• _Material for this task_
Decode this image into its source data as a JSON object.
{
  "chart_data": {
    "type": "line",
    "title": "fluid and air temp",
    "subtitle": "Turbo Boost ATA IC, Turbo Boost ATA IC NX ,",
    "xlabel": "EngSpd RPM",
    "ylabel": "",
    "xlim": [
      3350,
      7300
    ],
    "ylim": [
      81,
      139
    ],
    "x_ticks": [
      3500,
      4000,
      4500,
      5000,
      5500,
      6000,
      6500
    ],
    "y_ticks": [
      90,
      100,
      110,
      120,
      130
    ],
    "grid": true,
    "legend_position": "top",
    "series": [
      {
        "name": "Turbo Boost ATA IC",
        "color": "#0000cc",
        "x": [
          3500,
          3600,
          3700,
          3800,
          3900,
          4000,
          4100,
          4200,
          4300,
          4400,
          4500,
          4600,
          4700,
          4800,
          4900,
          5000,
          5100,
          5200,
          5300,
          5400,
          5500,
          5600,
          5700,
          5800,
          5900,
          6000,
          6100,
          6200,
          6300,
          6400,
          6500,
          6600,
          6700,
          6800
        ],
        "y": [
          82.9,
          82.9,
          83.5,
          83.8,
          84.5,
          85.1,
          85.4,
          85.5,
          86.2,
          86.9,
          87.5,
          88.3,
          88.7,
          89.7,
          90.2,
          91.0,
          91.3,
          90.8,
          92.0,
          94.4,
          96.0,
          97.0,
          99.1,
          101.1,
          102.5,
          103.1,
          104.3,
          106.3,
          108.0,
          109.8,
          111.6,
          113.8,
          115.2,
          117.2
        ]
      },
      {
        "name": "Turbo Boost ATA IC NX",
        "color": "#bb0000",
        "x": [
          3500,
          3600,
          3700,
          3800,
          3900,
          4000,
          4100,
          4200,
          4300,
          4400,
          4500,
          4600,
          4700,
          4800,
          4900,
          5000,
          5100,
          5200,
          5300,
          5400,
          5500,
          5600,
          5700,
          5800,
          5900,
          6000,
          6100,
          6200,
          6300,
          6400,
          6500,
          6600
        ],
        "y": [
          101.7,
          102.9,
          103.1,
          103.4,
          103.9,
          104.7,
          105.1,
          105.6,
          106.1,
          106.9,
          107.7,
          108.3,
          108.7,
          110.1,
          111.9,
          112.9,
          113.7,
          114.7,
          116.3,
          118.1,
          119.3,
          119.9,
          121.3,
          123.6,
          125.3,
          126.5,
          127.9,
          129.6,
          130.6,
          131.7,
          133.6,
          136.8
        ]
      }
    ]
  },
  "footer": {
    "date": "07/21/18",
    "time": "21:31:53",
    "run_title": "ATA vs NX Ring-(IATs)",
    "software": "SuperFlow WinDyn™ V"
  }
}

• _Task_
All of the data shown above must be copied exactly.

• _Full output_
Decode this image into its source data as a JSON object.
{
  "chart_data": {
    "type": "line",
    "title": "fluid and air temp",
    "subtitle": "Turbo Boost ATA IC, Turbo Boost ATA IC NX ,",
    "xlabel": "EngSpd RPM",
    "ylabel": "",
    "xlim": [
      3350,
      7300
    ],
    "ylim": [
      81,
      139
    ],
    "x_ticks": [
      3500,
      4000,
      4500,
      5000,
      5500,
      6000,
      6500
    ],
    "y_ticks": [
      90,
      100,
      110,
      120,
      130
    ],
    "grid": true,
    "legend_position": "top",
    "series": [
      {
        "name": "Turbo Boost ATA IC",
        "color": "#0000cc",
        "x": [
          3500,
          3600,
          3700,
          3800,
          3900,
          4000,
          4100,
          4200,
          4300,
          4400,
          4500,
          4600,
          4700,
          4800,
          4900,
          5000,
          5100,
          5200,
          5300,
          5400,
          5500,
          5600,
          5700,
          5800,
          5900,
          6000,
          6100,
          6200,
          6300,
          6400,
          6500,
          6600,
          6700,
          6800
        ],
        "y": [
          82.9,
          82.9,
          83.5,
          83.8,
          84.5,
          85.1,
          85.4,
          85.5,
          86.2,
          86.9,
          87.5,
          88.3,
          88.7,
          89.7,
          90.2,
          91.0,
          91.3,
          90.8,
          92.0,
          94.4,
          96.0,
          97.0,
          99.1,
          101.1,
          102.5,
          103.1,
          104.3,
          106.3,
          108.0,
          109.8,
          111.6,
          113.8,
          115.2,
          117.2
        ]
      },
      {
        "name": "Turbo Boost ATA IC NX",
        "color": "#bb0000",
        "x": [
          3500,
          3600,
          3700,
          3800,
          3900,
          4000,
          4100,
          4200,
          4300,
          4400,
          4500,
          4600,
          4700,
          4800,
          4900,
          5000,
          5100,
          5200,
          5300,
          5400,
          5500,
          5600,
          5700,
          5800,
          5900,
          6000,
          6100,
          6200,
          6300,
          6400,
          6500,
          6600
        ],
        "y": [
          101.7,
          102.9,
          103.1,
          103.4,
          103.9,
          104.7,
          105.1,
          105.6,
          106.1,
          106.9,
          107.7,
          108.3,
          108.7,
          110.1,
          111.9,
          112.9,
          113.7,
          114.7,
          116.3,
          118.1,
          119.3,
          119.9,
          121.3,
          123.6,
          125.3,
          126.5,
          127.9,
          129.6,
          130.6,
          131.7,
          133.6,
          136.8
        ]
      }
    ]
  },
  "footer": {
    "date": "07/21/18",
    "time": "21:31:53",
    "run_title": "ATA vs NX Ring-(IATs)",
    "software": "SuperFlow WinDyn™ V"
  }
}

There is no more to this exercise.